Retype the rows from the line with "Localize all elements." to the line with "efile-label: efile GRAPHIC", both included, and nothing else.
-*-
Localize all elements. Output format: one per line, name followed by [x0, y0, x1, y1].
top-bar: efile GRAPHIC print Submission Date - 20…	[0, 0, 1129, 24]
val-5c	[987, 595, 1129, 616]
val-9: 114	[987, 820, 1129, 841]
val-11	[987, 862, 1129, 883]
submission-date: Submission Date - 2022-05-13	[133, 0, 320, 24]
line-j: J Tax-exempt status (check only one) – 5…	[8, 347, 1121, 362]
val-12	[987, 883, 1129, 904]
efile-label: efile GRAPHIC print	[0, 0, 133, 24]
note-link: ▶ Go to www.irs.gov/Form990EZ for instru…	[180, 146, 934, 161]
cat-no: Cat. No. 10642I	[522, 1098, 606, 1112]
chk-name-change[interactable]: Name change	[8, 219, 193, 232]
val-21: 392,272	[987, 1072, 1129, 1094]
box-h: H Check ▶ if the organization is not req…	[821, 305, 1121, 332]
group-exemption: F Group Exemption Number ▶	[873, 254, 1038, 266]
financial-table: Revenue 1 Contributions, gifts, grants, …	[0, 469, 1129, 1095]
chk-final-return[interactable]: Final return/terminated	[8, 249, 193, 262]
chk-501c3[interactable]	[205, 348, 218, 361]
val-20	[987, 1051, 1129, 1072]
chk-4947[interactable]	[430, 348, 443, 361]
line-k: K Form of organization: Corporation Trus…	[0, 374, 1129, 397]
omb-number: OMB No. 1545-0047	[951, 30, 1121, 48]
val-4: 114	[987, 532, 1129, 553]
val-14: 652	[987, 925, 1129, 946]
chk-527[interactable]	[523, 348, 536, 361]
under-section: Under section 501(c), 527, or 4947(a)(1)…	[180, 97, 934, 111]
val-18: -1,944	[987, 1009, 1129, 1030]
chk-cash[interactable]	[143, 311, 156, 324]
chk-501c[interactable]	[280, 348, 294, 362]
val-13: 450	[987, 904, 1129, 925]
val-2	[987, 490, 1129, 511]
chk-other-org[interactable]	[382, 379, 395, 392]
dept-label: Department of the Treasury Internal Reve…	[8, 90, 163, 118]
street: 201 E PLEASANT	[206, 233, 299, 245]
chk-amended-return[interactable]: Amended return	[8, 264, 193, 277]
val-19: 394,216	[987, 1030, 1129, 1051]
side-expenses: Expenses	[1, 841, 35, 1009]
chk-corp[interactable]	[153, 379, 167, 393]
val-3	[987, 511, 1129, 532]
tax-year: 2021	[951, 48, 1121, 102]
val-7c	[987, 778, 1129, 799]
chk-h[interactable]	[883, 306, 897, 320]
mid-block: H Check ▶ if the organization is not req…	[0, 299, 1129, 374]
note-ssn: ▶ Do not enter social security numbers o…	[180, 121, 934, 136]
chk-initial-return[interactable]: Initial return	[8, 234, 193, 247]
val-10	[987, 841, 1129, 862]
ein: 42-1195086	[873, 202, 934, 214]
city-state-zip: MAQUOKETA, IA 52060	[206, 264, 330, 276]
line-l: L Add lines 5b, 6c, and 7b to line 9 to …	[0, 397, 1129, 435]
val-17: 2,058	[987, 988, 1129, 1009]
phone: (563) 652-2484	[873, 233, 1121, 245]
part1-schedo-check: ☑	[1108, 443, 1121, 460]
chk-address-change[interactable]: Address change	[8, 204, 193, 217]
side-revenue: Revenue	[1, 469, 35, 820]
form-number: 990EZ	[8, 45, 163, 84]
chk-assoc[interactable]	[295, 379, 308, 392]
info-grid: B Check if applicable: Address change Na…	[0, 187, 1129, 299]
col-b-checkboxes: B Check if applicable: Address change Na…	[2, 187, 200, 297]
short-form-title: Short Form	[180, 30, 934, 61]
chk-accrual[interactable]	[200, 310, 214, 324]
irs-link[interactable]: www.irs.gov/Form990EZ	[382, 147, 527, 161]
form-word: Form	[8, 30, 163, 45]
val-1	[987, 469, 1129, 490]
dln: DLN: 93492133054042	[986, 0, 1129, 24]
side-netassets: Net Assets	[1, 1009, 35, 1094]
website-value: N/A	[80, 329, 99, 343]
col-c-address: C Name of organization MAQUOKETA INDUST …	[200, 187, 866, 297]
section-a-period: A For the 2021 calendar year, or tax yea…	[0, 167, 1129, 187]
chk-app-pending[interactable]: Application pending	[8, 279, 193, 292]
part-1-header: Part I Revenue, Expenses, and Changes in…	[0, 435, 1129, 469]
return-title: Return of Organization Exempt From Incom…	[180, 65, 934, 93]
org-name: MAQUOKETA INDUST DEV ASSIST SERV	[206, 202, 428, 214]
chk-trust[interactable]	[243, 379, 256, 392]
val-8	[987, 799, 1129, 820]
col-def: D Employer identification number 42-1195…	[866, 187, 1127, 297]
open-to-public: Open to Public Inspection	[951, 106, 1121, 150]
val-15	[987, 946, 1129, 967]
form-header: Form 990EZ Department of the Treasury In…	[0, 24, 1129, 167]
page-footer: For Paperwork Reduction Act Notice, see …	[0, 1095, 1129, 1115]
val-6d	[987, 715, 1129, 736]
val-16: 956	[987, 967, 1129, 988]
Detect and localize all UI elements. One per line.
-*-
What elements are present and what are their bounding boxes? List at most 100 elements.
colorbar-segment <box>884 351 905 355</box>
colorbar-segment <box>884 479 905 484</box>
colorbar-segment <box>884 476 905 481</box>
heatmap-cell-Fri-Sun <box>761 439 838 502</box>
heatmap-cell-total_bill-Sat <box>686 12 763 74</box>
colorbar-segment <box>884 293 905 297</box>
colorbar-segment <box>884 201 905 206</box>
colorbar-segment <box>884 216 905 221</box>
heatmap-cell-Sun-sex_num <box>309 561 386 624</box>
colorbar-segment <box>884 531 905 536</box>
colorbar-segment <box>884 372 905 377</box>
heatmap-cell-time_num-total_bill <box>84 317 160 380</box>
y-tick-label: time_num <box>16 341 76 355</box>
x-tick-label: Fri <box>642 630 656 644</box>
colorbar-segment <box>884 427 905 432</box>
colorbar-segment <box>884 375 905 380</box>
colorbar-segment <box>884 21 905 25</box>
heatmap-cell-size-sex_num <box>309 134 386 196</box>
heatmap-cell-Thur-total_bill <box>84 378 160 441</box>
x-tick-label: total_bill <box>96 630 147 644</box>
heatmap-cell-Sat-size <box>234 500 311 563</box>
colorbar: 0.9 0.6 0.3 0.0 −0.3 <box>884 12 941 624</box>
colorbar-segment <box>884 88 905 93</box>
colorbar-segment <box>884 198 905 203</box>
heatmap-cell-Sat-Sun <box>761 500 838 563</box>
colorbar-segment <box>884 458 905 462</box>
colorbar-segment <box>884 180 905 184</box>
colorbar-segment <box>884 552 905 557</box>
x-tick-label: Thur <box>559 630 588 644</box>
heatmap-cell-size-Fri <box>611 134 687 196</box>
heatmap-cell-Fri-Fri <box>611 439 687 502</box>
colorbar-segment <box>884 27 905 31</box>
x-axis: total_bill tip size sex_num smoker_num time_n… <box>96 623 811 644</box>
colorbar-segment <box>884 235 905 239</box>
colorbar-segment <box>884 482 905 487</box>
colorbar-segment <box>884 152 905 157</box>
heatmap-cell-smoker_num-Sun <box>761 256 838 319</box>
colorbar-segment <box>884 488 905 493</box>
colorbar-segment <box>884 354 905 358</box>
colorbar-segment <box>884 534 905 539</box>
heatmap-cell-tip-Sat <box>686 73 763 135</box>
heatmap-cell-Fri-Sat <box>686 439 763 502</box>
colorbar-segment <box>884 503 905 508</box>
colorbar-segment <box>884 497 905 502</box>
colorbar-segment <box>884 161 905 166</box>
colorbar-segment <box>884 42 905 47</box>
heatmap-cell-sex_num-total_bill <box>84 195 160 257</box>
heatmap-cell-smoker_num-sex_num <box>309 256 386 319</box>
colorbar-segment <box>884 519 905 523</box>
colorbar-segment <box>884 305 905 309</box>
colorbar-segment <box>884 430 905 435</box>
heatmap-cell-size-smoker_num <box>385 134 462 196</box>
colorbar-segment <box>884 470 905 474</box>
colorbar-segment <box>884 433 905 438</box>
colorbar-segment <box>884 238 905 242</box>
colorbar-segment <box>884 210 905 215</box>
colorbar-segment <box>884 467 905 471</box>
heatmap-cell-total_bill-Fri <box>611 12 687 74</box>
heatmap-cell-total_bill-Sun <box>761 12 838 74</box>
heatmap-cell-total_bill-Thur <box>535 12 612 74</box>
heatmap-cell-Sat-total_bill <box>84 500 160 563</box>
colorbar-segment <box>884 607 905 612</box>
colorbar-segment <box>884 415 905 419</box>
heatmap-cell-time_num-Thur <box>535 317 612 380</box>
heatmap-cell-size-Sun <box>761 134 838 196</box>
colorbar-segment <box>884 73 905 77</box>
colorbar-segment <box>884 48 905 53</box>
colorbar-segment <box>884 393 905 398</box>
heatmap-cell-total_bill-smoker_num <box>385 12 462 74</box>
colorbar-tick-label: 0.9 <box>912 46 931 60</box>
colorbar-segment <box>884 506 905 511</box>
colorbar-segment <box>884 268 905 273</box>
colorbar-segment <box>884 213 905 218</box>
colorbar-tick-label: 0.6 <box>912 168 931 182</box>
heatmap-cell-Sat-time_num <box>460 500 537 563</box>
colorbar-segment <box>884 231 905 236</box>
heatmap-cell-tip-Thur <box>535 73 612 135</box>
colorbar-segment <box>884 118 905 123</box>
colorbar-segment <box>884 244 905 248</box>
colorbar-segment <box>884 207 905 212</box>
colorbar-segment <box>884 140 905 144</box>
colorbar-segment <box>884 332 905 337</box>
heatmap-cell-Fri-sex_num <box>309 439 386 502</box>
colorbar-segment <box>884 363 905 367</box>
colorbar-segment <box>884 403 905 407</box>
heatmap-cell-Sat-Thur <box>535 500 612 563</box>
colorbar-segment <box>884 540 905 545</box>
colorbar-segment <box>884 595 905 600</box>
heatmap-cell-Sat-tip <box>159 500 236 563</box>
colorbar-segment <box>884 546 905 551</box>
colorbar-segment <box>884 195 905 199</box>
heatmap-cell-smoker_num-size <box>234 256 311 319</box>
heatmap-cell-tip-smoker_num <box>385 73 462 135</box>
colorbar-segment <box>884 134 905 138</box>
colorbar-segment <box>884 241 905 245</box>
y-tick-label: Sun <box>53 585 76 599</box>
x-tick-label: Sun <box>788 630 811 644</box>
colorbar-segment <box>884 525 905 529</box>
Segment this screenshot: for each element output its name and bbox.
-*-
▶ _Task response_:
Localize all elements. Output format: one per line, name followed by [x0, y0, x1, y1].
top-bar: efile GRAPHIC print Submission Date - 20…	[0, 0, 1129, 24]
val-5c	[987, 595, 1129, 616]
val-9: 114	[987, 820, 1129, 841]
val-11	[987, 862, 1129, 883]
submission-date: Submission Date - 2022-05-13	[133, 0, 320, 24]
line-j: J Tax-exempt status (check only one) – 5…	[8, 347, 1121, 362]
val-12	[987, 883, 1129, 904]
efile-label: efile GRAPHIC print	[0, 0, 133, 24]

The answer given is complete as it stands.